*What is being asked*.
Lift out all lines below that contain "type".

*Records supplied*.
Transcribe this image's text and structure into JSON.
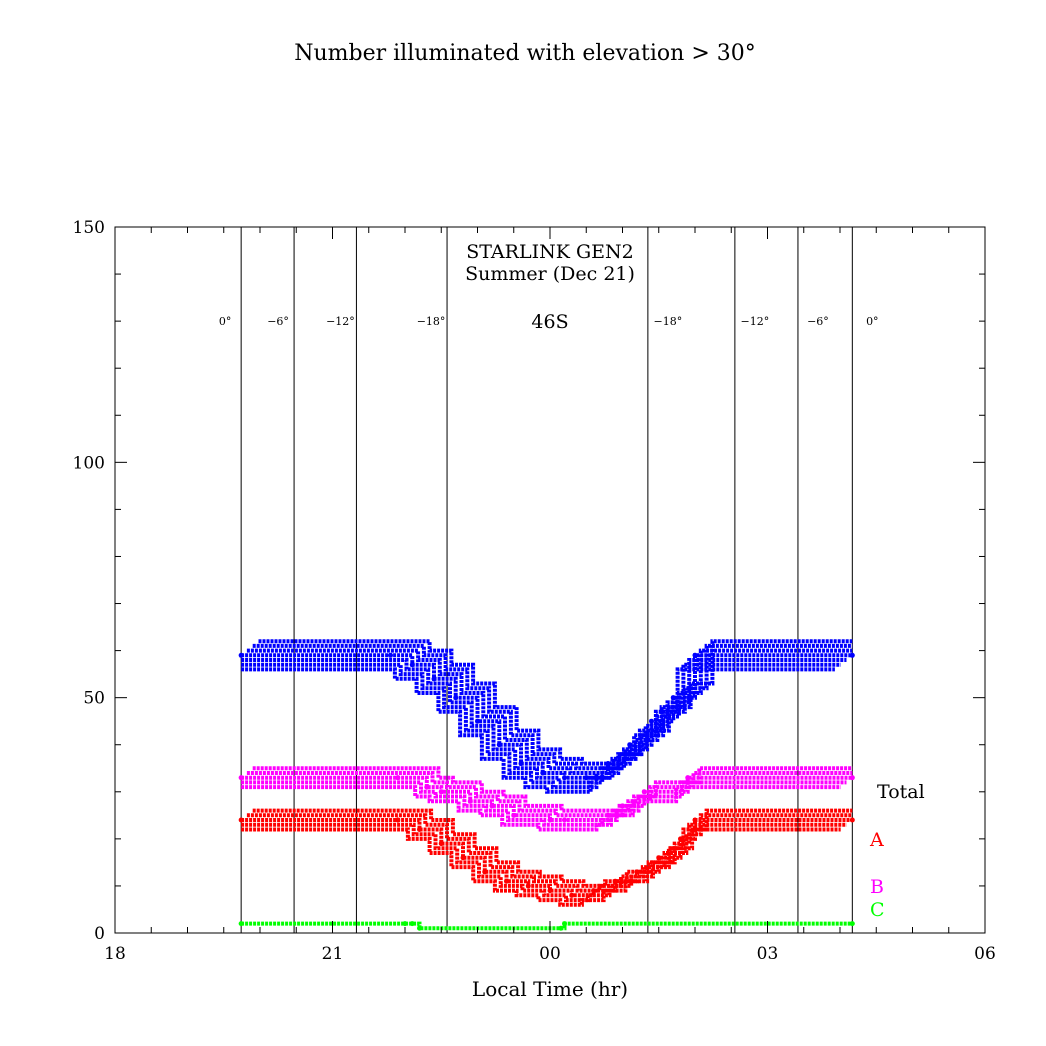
{
  "chart_data": {
    "type": "line",
    "title": "Number illuminated with elevation > 30°",
    "xlabel": "Local Time (hr)",
    "ylabel": "",
    "xlim": [
      18,
      30
    ],
    "ylim": [
      0,
      150
    ],
    "x_ticks": [
      {
        "value": 18,
        "label": "18"
      },
      {
        "value": 21,
        "label": "21"
      },
      {
        "value": 24,
        "label": "00"
      },
      {
        "value": 27,
        "label": "03"
      },
      {
        "value": 30,
        "label": "06"
      }
    ],
    "y_ticks": [
      0,
      50,
      100,
      150
    ],
    "annotations": {
      "satellite": "STARLINK GEN2",
      "season": "Summer (Dec 21)",
      "latitude": "46S"
    },
    "twilight_lines": [
      {
        "x": 19.74,
        "label": "0°"
      },
      {
        "x": 20.47,
        "label": "−6°"
      },
      {
        "x": 21.33,
        "label": "−12°"
      },
      {
        "x": 22.58,
        "label": "−18°"
      },
      {
        "x": 25.35,
        "label": "−18°"
      },
      {
        "x": 26.55,
        "label": "−12°"
      },
      {
        "x": 27.42,
        "label": "−6°"
      },
      {
        "x": 28.17,
        "label": "0°"
      }
    ],
    "legend": [
      {
        "key": "total",
        "label": "Total"
      },
      {
        "key": "A",
        "label": "A"
      },
      {
        "key": "B",
        "label": "B"
      },
      {
        "key": "C",
        "label": "C"
      }
    ],
    "series": [
      {
        "name": "Total",
        "key": "total",
        "color": "#0000ff",
        "x": [
          19.74,
          21.8,
          22.1,
          22.4,
          22.7,
          23.0,
          23.3,
          23.6,
          23.9,
          24.2,
          24.5,
          24.8,
          25.1,
          25.4,
          25.7,
          26.0,
          28.17
        ],
        "y": [
          59,
          59,
          57,
          54,
          50,
          45,
          40,
          36,
          34,
          33,
          33,
          36,
          40,
          45,
          50,
          59,
          59
        ],
        "band": [
          -3,
          3
        ]
      },
      {
        "name": "B",
        "key": "B",
        "color": "#ff00ff",
        "x": [
          19.74,
          21.9,
          22.3,
          22.5,
          22.9,
          23.2,
          23.5,
          24.0,
          24.2,
          24.8,
          25.0,
          25.3,
          25.9,
          28.17
        ],
        "y": [
          33,
          33,
          31,
          30,
          28,
          27,
          25,
          24,
          24,
          25,
          27,
          30,
          33,
          33
        ],
        "band": [
          -2,
          2
        ]
      },
      {
        "name": "A",
        "key": "A",
        "color": "#ff0000",
        "x": [
          19.74,
          21.9,
          22.2,
          22.5,
          22.8,
          23.1,
          23.4,
          23.7,
          24.0,
          24.3,
          24.6,
          24.9,
          25.2,
          25.5,
          25.8,
          26.0,
          28.17
        ],
        "y": [
          24,
          24,
          22,
          19,
          16,
          13,
          11,
          10,
          9,
          8,
          9,
          11,
          13,
          16,
          20,
          24,
          24
        ],
        "band": [
          -2,
          2
        ]
      },
      {
        "name": "C",
        "key": "C",
        "color": "#00ff00",
        "x": [
          19.74,
          22.0,
          22.1,
          22.2,
          24.15,
          24.2,
          28.17
        ],
        "y": [
          2,
          2,
          2,
          1,
          1,
          2,
          2
        ],
        "band": [
          0,
          0
        ]
      }
    ],
    "colors": {
      "total": "#0000ff",
      "A": "#ff0000",
      "B": "#ff00ff",
      "C": "#00ff00",
      "axes": "#000000"
    }
  }
}
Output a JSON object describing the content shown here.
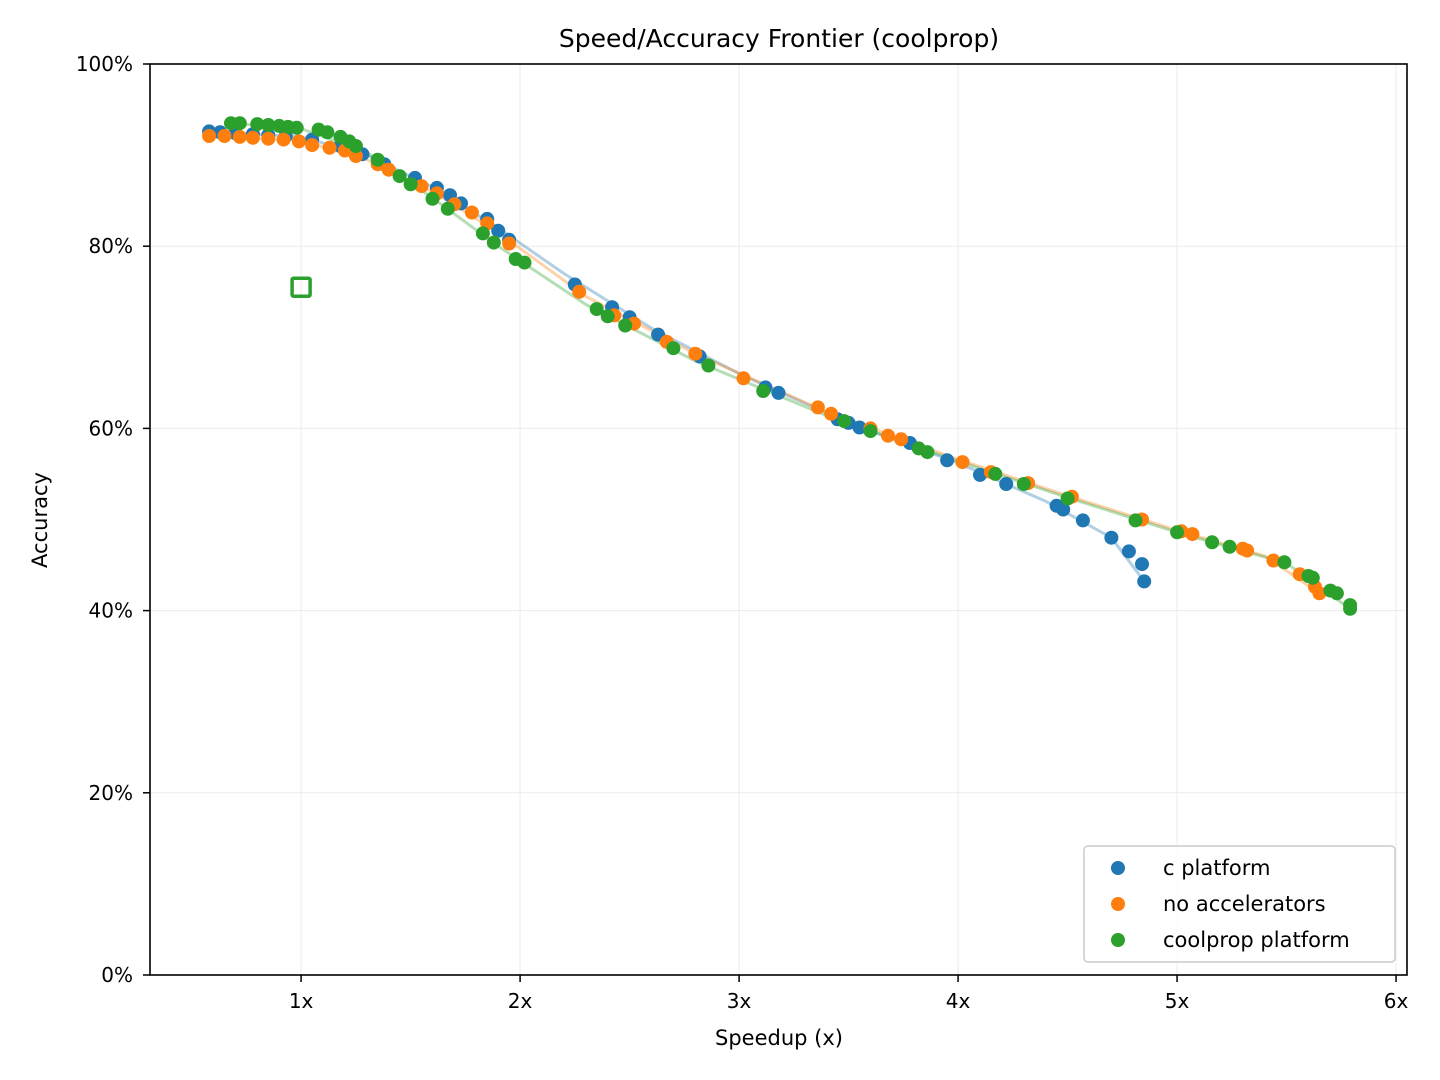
{
  "chart_data": {
    "type": "scatter",
    "title": "Speed/Accuracy Frontier (coolprop)",
    "xlabel": "Speedup (x)",
    "ylabel": "Accuracy",
    "xlim": [
      0.31,
      6.05
    ],
    "ylim": [
      0,
      100
    ],
    "x_ticks": [
      1,
      2,
      3,
      4,
      5,
      6
    ],
    "x_tick_labels": [
      "1x",
      "2x",
      "3x",
      "4x",
      "5x",
      "6x"
    ],
    "y_ticks": [
      0,
      20,
      40,
      60,
      80,
      100
    ],
    "y_tick_labels": [
      "0%",
      "20%",
      "40%",
      "60%",
      "80%",
      "100%"
    ],
    "grid": true,
    "legend_position": "lower right",
    "series": [
      {
        "name": "c platform",
        "color": "#1f77b4",
        "points": [
          [
            0.58,
            92.6
          ],
          [
            0.63,
            92.5
          ],
          [
            0.7,
            92.4
          ],
          [
            0.78,
            92.3
          ],
          [
            0.85,
            92.2
          ],
          [
            0.93,
            92.1
          ],
          [
            1.05,
            91.7
          ],
          [
            1.18,
            91.0
          ],
          [
            1.28,
            90.1
          ],
          [
            1.38,
            89.0
          ],
          [
            1.52,
            87.5
          ],
          [
            1.62,
            86.4
          ],
          [
            1.68,
            85.6
          ],
          [
            1.73,
            84.7
          ],
          [
            1.85,
            83.0
          ],
          [
            1.9,
            81.7
          ],
          [
            1.95,
            80.7
          ],
          [
            2.25,
            75.8
          ],
          [
            2.42,
            73.3
          ],
          [
            2.5,
            72.2
          ],
          [
            2.63,
            70.3
          ],
          [
            2.82,
            67.9
          ],
          [
            3.12,
            64.5
          ],
          [
            3.18,
            63.9
          ],
          [
            3.45,
            61.0
          ],
          [
            3.5,
            60.6
          ],
          [
            3.55,
            60.1
          ],
          [
            3.78,
            58.4
          ],
          [
            3.95,
            56.5
          ],
          [
            4.1,
            54.9
          ],
          [
            4.22,
            53.9
          ],
          [
            4.45,
            51.5
          ],
          [
            4.48,
            51.1
          ],
          [
            4.57,
            49.9
          ],
          [
            4.7,
            48.0
          ],
          [
            4.78,
            46.5
          ],
          [
            4.84,
            45.1
          ],
          [
            4.85,
            43.2
          ]
        ],
        "fit_line": [
          [
            0.58,
            92.6
          ],
          [
            1.0,
            92.0
          ],
          [
            1.3,
            90.0
          ],
          [
            1.6,
            86.5
          ],
          [
            1.9,
            82.0
          ],
          [
            2.2,
            77.0
          ],
          [
            2.6,
            71.0
          ],
          [
            3.0,
            66.0
          ],
          [
            3.5,
            60.6
          ],
          [
            4.0,
            56.2
          ],
          [
            4.4,
            52.0
          ],
          [
            4.7,
            48.0
          ],
          [
            4.85,
            43.2
          ]
        ]
      },
      {
        "name": "no accelerators",
        "color": "#ff7f0e",
        "points": [
          [
            0.58,
            92.1
          ],
          [
            0.65,
            92.1
          ],
          [
            0.72,
            92.0
          ],
          [
            0.78,
            91.9
          ],
          [
            0.85,
            91.8
          ],
          [
            0.92,
            91.7
          ],
          [
            0.99,
            91.5
          ],
          [
            1.05,
            91.1
          ],
          [
            1.13,
            90.8
          ],
          [
            1.2,
            90.5
          ],
          [
            1.25,
            89.9
          ],
          [
            1.35,
            89.0
          ],
          [
            1.4,
            88.4
          ],
          [
            1.55,
            86.6
          ],
          [
            1.62,
            85.8
          ],
          [
            1.7,
            84.6
          ],
          [
            1.78,
            83.7
          ],
          [
            1.85,
            82.5
          ],
          [
            1.95,
            80.3
          ],
          [
            2.27,
            75.0
          ],
          [
            2.43,
            72.4
          ],
          [
            2.52,
            71.5
          ],
          [
            2.67,
            69.5
          ],
          [
            2.8,
            68.2
          ],
          [
            3.02,
            65.5
          ],
          [
            3.36,
            62.3
          ],
          [
            3.42,
            61.6
          ],
          [
            3.6,
            60.0
          ],
          [
            3.68,
            59.2
          ],
          [
            3.74,
            58.8
          ],
          [
            4.02,
            56.3
          ],
          [
            4.15,
            55.2
          ],
          [
            4.32,
            54.0
          ],
          [
            4.52,
            52.5
          ],
          [
            4.84,
            50.0
          ],
          [
            5.02,
            48.7
          ],
          [
            5.07,
            48.4
          ],
          [
            5.3,
            46.8
          ],
          [
            5.32,
            46.6
          ],
          [
            5.44,
            45.5
          ],
          [
            5.56,
            44.0
          ],
          [
            5.63,
            42.6
          ],
          [
            5.65,
            41.9
          ]
        ],
        "fit_line": [
          [
            0.58,
            92.1
          ],
          [
            1.0,
            91.6
          ],
          [
            1.3,
            89.5
          ],
          [
            1.6,
            86.0
          ],
          [
            1.9,
            81.5
          ],
          [
            2.3,
            74.5
          ],
          [
            2.8,
            68.2
          ],
          [
            3.4,
            61.8
          ],
          [
            4.0,
            56.6
          ],
          [
            4.5,
            52.6
          ],
          [
            5.0,
            48.8
          ],
          [
            5.4,
            46.0
          ],
          [
            5.65,
            41.9
          ]
        ]
      },
      {
        "name": "coolprop platform",
        "color": "#2ca02c",
        "points": [
          [
            0.68,
            93.5
          ],
          [
            0.72,
            93.5
          ],
          [
            0.8,
            93.4
          ],
          [
            0.85,
            93.3
          ],
          [
            0.9,
            93.2
          ],
          [
            0.94,
            93.1
          ],
          [
            0.98,
            93.0
          ],
          [
            1.08,
            92.8
          ],
          [
            1.12,
            92.5
          ],
          [
            1.18,
            92.0
          ],
          [
            1.22,
            91.5
          ],
          [
            1.25,
            91.0
          ],
          [
            1.35,
            89.5
          ],
          [
            1.45,
            87.7
          ],
          [
            1.5,
            86.8
          ],
          [
            1.6,
            85.2
          ],
          [
            1.67,
            84.1
          ],
          [
            1.83,
            81.4
          ],
          [
            1.88,
            80.4
          ],
          [
            1.98,
            78.6
          ],
          [
            2.02,
            78.2
          ],
          [
            2.35,
            73.1
          ],
          [
            2.4,
            72.3
          ],
          [
            2.48,
            71.3
          ],
          [
            2.7,
            68.8
          ],
          [
            2.86,
            66.9
          ],
          [
            3.11,
            64.1
          ],
          [
            3.48,
            60.8
          ],
          [
            3.6,
            59.7
          ],
          [
            3.82,
            57.8
          ],
          [
            3.86,
            57.4
          ],
          [
            4.17,
            55.0
          ],
          [
            4.3,
            53.9
          ],
          [
            4.5,
            52.3
          ],
          [
            4.81,
            49.9
          ],
          [
            5.0,
            48.6
          ],
          [
            5.16,
            47.5
          ],
          [
            5.24,
            47.0
          ],
          [
            5.49,
            45.3
          ],
          [
            5.6,
            43.8
          ],
          [
            5.62,
            43.6
          ],
          [
            5.7,
            42.2
          ],
          [
            5.73,
            41.9
          ],
          [
            5.79,
            40.6
          ],
          [
            5.79,
            40.2
          ]
        ],
        "fit_line": [
          [
            0.68,
            93.5
          ],
          [
            1.0,
            92.9
          ],
          [
            1.3,
            90.3
          ],
          [
            1.6,
            85.3
          ],
          [
            1.9,
            80.0
          ],
          [
            2.3,
            73.6
          ],
          [
            2.8,
            67.4
          ],
          [
            3.4,
            61.4
          ],
          [
            4.0,
            56.4
          ],
          [
            4.5,
            52.4
          ],
          [
            5.0,
            48.6
          ],
          [
            5.5,
            45.2
          ],
          [
            5.79,
            40.2
          ]
        ]
      }
    ],
    "annotations": [
      {
        "type": "hollow-square-marker",
        "x": 1.0,
        "y": 75.5,
        "color": "#2ca02c"
      }
    ]
  }
}
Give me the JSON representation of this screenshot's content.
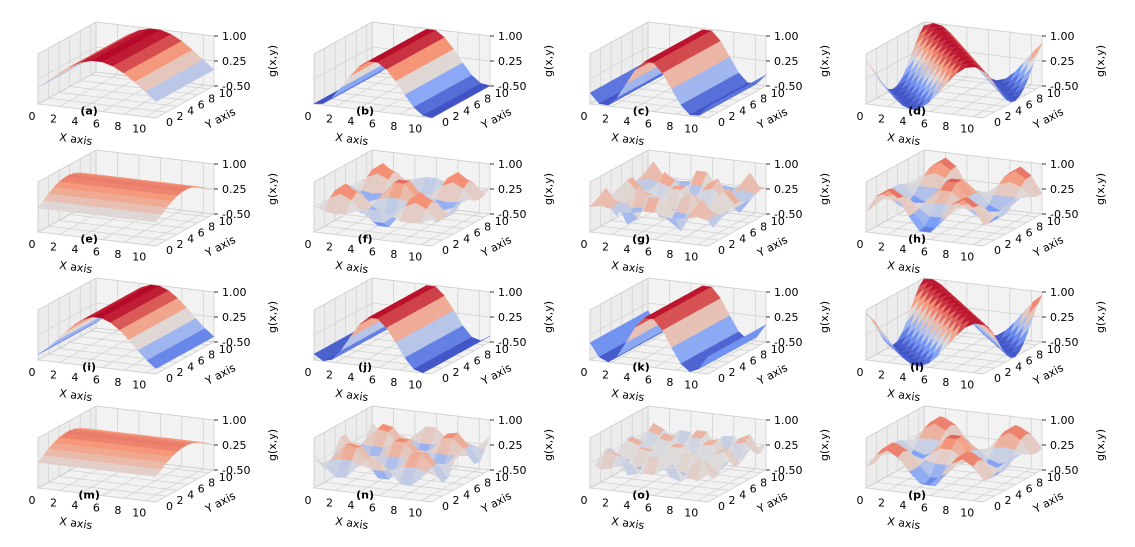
{
  "chart_data": {
    "type": "surface3d",
    "grid": true,
    "colormap": "coolwarm",
    "layout": {
      "rows": 4,
      "cols": 4
    },
    "xlabel": "X axis",
    "ylabel": "Y axis",
    "zlabel": "g(x,y)",
    "x_ticks": [
      "0",
      "2",
      "4",
      "6",
      "8",
      "10"
    ],
    "y_ticks": [
      "0",
      "2",
      "4",
      "6",
      "8",
      "10"
    ],
    "z_ticks": [
      "-0.50",
      "0.25",
      "1.00"
    ],
    "xlim": [
      0,
      11
    ],
    "ylim": [
      0,
      11
    ],
    "zlim": [
      -0.5,
      1.0
    ],
    "panels": [
      {
        "label": "(a)",
        "fx": 0.35,
        "fy": 0.0,
        "amp": 1.0,
        "mode": "cos",
        "mesh": 11
      },
      {
        "label": "(b)",
        "fx": 0.6,
        "fy": 0.0,
        "amp": 1.0,
        "mode": "cos",
        "mesh": 13
      },
      {
        "label": "(c)",
        "fx": 0.75,
        "fy": 0.0,
        "amp": 1.0,
        "mode": "cos",
        "mesh": 13
      },
      {
        "label": "(d)",
        "fx": 0.55,
        "fy": 0.45,
        "amp": 1.0,
        "mode": "cos",
        "mesh": 13
      },
      {
        "label": "(e)",
        "fx": 0.0,
        "fy": 0.3,
        "amp": 0.6,
        "mode": "cos",
        "mesh": 11
      },
      {
        "label": "(f)",
        "fx": 0.9,
        "fy": 0.9,
        "amp": 0.8,
        "mode": "prod",
        "mesh": 11
      },
      {
        "label": "(g)",
        "fx": 1.4,
        "fy": 1.4,
        "amp": 0.7,
        "mode": "prod",
        "mesh": 11
      },
      {
        "label": "(h)",
        "fx": 0.9,
        "fy": 0.6,
        "amp": 0.8,
        "mode": "prod",
        "mesh": 11
      },
      {
        "label": "(i)",
        "fx": 0.45,
        "fy": 0.0,
        "amp": 1.0,
        "mode": "cos",
        "mesh": 13
      },
      {
        "label": "(j)",
        "fx": 0.7,
        "fy": 0.0,
        "amp": 1.0,
        "mode": "cos",
        "mesh": 13
      },
      {
        "label": "(k)",
        "fx": 0.8,
        "fy": 0.0,
        "amp": 1.0,
        "mode": "cos",
        "mesh": 13
      },
      {
        "label": "(l)",
        "fx": 0.55,
        "fy": 0.5,
        "amp": 1.0,
        "mode": "cos",
        "mesh": 13
      },
      {
        "label": "(m)",
        "fx": 0.0,
        "fy": 0.28,
        "amp": 0.6,
        "mode": "cos",
        "mesh": 11
      },
      {
        "label": "(n)",
        "fx": 1.0,
        "fy": 1.0,
        "amp": 0.7,
        "mode": "prod",
        "mesh": 11
      },
      {
        "label": "(o)",
        "fx": 1.5,
        "fy": 1.5,
        "amp": 0.6,
        "mode": "prod",
        "mesh": 11
      },
      {
        "label": "(p)",
        "fx": 0.9,
        "fy": 0.7,
        "amp": 0.8,
        "mode": "prod",
        "mesh": 11
      }
    ]
  }
}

*Exercise solution*.
    "type": "line",
    "type": "scatter",
        "type": "hollow-square-marker",
    "type": "surface3d",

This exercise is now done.